* Goal of the exercise *
Write the data out again, character for character, with no images.

* Extracted data *
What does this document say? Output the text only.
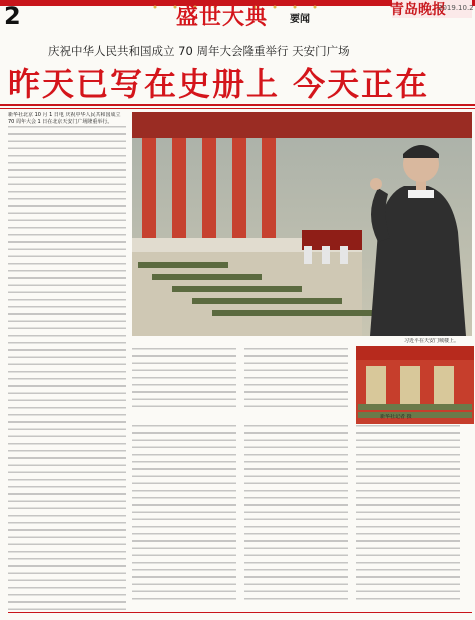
2	盛世大典 要闻
青岛晚报
2019.10.2
庆祝中华人民共和国成立 70 周年大会隆重举行 天安门广场
昨天已写在史册上 今天正在
新华社北京 10 月 1 日电 庆祝中华人民共和国成立 70 周年大会 1 日在北京天安门广场隆重举行。
习近平在天安门城楼上。
新华社记者 摄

* Written response *
What does this document say? Output the text only.
2	盛世大典 要闻
青岛晚报
2019.10.2
庆祝中华人民共和国成立 70 周年大会隆重举行 天安门广场
昨天已写在史册上 今天正在
新华社北京 10 月 1 日电 庆祝中华人民共和国成立 70 周年大会 1 日在北京天安门广场隆重举行。
习近平在天安门城楼上。
新华社记者 摄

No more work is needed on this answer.